-- START Records to process --

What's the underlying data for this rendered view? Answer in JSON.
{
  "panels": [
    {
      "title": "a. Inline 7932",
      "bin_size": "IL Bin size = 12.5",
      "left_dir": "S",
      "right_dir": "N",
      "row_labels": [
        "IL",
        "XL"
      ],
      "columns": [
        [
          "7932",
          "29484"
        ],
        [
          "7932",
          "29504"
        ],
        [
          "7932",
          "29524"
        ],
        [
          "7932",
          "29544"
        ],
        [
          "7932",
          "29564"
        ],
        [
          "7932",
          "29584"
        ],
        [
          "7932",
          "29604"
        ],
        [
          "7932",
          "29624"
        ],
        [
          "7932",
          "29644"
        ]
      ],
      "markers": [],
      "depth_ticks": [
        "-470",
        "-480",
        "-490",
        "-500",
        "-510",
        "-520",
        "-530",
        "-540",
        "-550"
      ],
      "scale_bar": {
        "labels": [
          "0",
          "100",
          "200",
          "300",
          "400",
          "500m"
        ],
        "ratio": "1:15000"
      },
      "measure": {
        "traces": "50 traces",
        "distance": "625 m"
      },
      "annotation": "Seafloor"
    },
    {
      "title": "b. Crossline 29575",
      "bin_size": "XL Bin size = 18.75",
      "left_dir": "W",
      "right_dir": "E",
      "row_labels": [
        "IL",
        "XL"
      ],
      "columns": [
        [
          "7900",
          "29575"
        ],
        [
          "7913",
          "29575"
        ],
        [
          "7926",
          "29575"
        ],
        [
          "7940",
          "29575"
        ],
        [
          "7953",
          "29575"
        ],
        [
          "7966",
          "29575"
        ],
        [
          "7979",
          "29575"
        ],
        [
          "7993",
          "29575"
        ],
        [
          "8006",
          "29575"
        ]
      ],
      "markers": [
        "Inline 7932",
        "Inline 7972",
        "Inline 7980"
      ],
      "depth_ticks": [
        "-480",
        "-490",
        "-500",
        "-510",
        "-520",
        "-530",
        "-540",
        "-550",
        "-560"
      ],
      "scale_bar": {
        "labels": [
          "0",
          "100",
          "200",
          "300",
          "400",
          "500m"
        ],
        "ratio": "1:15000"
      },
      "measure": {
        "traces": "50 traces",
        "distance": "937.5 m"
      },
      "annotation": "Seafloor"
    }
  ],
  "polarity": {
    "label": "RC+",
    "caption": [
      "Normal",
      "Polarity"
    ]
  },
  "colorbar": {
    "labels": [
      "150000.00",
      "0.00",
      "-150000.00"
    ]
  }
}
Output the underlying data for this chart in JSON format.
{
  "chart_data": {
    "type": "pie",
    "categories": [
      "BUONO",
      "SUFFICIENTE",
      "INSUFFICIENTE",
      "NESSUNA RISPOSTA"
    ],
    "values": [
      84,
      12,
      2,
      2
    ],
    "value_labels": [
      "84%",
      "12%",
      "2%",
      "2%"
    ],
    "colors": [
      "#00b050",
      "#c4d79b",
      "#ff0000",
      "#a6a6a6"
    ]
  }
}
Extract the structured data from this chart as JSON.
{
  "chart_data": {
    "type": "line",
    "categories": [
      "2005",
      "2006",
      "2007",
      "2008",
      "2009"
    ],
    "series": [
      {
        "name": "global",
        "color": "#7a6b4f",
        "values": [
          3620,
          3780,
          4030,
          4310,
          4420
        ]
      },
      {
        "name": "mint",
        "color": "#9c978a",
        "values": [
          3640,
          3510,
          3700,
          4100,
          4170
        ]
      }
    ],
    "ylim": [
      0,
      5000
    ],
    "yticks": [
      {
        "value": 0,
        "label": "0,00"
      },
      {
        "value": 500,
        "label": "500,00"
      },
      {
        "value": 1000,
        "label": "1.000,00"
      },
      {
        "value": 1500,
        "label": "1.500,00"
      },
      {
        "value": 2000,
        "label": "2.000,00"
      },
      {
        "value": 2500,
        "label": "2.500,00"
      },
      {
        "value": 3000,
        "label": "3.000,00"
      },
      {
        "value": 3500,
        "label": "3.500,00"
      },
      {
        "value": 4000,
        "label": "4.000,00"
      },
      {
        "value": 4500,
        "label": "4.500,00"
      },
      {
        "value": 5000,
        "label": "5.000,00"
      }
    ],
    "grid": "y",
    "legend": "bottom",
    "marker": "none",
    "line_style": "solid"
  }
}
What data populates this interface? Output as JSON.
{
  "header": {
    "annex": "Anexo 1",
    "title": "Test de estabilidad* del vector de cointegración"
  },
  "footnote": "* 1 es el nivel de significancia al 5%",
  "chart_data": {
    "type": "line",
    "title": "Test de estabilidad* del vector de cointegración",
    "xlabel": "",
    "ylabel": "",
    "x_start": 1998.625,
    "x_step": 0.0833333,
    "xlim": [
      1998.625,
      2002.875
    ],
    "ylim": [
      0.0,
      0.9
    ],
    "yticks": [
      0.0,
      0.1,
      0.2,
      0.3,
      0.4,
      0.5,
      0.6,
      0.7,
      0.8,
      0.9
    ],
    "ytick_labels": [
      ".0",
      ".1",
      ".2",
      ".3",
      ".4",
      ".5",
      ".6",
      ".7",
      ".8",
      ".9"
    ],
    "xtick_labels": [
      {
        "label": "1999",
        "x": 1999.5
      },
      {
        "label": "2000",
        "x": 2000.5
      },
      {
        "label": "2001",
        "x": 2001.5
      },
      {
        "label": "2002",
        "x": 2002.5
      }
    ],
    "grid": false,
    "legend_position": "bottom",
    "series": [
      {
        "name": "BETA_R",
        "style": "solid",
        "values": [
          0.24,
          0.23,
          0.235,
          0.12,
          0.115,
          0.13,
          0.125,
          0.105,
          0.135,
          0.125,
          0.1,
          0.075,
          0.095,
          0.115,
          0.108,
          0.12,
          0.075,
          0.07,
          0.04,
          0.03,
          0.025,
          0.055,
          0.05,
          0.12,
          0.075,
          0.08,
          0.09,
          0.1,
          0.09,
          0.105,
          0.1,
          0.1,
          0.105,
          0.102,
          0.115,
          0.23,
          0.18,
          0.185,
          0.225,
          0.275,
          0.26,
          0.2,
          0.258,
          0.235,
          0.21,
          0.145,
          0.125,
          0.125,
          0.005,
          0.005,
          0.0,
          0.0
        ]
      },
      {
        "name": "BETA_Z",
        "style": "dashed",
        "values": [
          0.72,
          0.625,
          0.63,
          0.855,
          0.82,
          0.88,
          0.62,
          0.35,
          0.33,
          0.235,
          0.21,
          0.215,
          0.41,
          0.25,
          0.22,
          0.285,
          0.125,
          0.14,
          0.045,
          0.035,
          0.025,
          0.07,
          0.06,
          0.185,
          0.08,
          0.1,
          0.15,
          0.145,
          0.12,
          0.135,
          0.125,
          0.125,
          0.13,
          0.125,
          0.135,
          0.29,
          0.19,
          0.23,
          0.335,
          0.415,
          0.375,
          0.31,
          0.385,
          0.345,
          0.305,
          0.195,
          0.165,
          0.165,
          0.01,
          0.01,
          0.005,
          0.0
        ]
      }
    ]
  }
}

-- END Records to process --

What this task involves: Scan the records for the string "name". Copy each line in which it appears.

Complete output:
        "name": "global",
        "name": "mint",
        "name": "BETA_R",
        "name": "BETA_Z",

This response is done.